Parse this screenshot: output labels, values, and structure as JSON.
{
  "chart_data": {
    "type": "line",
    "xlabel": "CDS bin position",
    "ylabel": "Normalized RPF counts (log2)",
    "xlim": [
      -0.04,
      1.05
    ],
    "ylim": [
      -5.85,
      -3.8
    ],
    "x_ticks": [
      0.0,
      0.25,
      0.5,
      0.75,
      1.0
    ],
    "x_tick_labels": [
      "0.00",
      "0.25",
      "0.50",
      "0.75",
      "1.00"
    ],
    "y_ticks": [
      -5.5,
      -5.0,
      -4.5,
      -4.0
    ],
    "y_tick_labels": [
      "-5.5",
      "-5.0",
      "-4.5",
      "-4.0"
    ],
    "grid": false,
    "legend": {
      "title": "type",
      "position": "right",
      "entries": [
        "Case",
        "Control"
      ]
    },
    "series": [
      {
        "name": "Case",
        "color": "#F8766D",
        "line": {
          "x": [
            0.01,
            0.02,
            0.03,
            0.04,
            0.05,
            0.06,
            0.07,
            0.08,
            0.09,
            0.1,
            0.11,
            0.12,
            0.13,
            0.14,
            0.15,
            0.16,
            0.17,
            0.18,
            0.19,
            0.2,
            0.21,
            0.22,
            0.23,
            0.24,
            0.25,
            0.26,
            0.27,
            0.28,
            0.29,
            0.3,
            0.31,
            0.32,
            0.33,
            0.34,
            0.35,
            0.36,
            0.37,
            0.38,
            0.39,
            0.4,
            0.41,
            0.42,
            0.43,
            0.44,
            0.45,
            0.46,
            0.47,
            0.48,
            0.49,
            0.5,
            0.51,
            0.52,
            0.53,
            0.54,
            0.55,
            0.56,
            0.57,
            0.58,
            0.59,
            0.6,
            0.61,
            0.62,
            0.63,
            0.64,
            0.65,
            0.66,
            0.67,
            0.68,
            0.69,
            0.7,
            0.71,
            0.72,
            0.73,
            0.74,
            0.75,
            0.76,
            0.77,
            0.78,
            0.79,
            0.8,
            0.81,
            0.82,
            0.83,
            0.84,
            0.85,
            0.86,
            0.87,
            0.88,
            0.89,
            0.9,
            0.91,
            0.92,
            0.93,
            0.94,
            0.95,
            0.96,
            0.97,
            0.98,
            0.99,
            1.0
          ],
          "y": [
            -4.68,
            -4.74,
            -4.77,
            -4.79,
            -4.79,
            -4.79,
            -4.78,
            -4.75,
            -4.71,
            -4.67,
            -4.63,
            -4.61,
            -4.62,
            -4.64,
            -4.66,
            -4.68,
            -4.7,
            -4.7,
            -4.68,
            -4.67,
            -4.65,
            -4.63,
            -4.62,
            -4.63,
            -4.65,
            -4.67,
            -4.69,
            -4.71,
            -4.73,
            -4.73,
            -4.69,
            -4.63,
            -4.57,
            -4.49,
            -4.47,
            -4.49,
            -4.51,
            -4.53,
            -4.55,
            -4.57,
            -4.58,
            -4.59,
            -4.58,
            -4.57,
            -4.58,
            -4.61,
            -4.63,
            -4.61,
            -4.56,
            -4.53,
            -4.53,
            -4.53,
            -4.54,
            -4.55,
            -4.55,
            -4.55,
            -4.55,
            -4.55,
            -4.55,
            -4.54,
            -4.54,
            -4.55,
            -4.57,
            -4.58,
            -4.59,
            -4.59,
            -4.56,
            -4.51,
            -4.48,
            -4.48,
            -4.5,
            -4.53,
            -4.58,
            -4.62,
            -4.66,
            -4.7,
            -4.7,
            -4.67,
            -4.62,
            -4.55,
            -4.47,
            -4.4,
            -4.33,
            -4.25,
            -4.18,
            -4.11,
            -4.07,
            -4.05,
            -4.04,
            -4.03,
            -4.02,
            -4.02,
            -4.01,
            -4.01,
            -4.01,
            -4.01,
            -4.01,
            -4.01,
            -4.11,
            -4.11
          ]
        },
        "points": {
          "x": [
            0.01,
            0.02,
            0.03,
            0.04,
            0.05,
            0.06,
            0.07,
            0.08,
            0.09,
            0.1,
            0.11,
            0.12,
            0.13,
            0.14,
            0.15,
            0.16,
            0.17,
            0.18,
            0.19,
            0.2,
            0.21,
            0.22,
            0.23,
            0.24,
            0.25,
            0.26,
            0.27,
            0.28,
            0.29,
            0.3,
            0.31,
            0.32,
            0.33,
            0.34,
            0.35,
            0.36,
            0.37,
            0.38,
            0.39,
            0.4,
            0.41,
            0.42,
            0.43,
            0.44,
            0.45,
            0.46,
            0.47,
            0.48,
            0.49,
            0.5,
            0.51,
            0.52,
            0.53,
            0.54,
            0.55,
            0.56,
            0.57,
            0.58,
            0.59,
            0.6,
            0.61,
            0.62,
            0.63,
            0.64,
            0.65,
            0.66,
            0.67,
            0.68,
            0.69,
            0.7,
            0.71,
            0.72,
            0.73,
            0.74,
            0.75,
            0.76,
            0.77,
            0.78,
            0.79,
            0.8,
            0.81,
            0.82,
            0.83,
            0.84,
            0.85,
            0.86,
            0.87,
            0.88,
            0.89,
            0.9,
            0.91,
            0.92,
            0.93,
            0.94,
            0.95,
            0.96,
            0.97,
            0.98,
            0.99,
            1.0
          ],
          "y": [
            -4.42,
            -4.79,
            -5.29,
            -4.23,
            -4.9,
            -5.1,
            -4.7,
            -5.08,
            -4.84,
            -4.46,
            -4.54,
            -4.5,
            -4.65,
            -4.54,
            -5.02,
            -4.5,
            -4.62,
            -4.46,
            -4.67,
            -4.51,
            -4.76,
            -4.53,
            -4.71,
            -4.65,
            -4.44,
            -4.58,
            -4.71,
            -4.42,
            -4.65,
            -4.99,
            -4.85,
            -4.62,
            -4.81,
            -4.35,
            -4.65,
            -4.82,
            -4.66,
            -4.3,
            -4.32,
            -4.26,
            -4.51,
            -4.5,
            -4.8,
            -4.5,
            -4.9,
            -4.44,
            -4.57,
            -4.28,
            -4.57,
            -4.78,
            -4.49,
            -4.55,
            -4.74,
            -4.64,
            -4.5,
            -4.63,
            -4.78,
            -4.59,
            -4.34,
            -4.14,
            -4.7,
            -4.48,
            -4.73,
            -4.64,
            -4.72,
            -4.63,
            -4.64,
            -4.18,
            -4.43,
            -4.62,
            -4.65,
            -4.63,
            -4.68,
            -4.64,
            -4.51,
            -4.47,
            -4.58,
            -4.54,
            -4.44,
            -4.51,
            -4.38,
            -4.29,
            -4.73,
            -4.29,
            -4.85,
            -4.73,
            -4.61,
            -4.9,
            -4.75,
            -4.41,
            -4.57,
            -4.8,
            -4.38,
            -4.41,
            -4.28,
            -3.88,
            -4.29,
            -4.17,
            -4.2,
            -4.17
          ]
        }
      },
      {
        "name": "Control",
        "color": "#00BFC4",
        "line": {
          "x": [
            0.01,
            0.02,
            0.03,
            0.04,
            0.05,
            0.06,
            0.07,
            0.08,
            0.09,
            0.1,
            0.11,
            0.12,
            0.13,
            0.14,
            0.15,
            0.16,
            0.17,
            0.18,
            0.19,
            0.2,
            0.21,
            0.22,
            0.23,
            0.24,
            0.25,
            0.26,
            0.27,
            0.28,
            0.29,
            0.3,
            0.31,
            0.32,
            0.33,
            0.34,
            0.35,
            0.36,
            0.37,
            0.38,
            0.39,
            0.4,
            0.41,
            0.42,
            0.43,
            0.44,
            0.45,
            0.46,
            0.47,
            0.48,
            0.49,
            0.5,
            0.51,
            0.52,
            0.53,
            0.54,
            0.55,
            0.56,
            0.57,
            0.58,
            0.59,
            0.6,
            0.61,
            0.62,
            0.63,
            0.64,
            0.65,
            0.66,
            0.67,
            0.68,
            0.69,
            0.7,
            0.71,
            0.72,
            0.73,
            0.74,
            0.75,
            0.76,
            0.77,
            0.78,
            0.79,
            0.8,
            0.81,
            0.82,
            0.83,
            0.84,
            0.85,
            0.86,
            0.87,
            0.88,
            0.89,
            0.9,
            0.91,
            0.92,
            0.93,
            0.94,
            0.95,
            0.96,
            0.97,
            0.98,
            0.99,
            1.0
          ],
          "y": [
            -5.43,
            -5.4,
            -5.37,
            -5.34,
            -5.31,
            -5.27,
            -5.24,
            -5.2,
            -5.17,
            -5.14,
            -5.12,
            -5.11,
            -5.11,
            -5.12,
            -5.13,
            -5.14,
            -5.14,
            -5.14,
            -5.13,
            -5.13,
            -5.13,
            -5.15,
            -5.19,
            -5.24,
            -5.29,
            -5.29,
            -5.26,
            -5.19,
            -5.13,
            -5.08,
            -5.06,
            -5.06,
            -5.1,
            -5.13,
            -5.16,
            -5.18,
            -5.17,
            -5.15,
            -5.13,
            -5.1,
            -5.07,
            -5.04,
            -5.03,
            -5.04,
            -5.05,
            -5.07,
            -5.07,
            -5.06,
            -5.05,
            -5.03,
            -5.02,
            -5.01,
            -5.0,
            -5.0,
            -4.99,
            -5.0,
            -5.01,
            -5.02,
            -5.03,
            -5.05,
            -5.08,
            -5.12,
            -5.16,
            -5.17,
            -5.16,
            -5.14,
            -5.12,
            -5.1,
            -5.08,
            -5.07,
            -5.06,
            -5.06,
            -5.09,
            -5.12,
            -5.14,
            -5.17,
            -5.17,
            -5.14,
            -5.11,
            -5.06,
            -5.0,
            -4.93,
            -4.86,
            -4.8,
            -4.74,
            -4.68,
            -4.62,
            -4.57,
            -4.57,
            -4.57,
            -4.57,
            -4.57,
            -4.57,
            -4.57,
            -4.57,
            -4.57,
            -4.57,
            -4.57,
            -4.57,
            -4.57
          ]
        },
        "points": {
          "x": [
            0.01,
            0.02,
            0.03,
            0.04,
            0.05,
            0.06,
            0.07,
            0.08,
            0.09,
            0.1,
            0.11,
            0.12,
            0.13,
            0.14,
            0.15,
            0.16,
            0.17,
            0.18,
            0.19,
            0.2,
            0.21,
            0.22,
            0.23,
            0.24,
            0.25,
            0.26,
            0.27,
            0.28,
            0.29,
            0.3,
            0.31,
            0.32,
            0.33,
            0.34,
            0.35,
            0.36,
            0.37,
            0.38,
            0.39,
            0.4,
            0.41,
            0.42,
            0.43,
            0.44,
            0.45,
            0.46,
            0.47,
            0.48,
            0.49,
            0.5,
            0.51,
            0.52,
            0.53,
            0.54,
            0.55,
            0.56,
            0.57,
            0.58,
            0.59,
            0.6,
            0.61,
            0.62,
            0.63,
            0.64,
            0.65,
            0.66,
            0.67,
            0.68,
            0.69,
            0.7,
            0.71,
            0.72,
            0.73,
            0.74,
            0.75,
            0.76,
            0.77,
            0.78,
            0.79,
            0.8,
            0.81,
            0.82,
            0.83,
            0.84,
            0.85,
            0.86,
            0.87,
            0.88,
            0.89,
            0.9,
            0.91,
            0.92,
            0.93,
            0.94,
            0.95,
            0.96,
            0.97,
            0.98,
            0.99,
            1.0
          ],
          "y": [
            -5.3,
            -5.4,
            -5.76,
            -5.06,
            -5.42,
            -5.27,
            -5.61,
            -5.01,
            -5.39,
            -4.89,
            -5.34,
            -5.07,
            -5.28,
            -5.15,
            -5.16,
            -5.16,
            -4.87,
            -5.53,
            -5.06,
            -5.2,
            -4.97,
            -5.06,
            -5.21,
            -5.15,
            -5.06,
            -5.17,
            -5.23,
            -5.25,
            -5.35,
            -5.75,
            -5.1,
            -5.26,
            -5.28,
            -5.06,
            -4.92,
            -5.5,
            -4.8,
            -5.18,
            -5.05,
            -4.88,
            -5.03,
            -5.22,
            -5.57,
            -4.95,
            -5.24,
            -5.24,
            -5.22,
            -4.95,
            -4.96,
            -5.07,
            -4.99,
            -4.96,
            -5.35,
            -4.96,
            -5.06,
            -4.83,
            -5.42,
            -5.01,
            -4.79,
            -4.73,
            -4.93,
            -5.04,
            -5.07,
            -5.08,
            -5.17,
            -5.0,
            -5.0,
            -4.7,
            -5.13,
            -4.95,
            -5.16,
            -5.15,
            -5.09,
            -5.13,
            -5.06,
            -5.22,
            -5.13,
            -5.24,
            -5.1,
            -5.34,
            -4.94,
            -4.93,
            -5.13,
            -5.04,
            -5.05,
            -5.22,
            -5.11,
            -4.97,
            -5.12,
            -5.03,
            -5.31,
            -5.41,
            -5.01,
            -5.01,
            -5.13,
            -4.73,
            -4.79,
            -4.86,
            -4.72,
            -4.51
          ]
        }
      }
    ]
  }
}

────────────────────

- _GOAL_:
Find each line holding the word "position" and copy it.

- _COMPLETE ANSWER_:
    "xlabel": "CDS bin position",
      "position": "right",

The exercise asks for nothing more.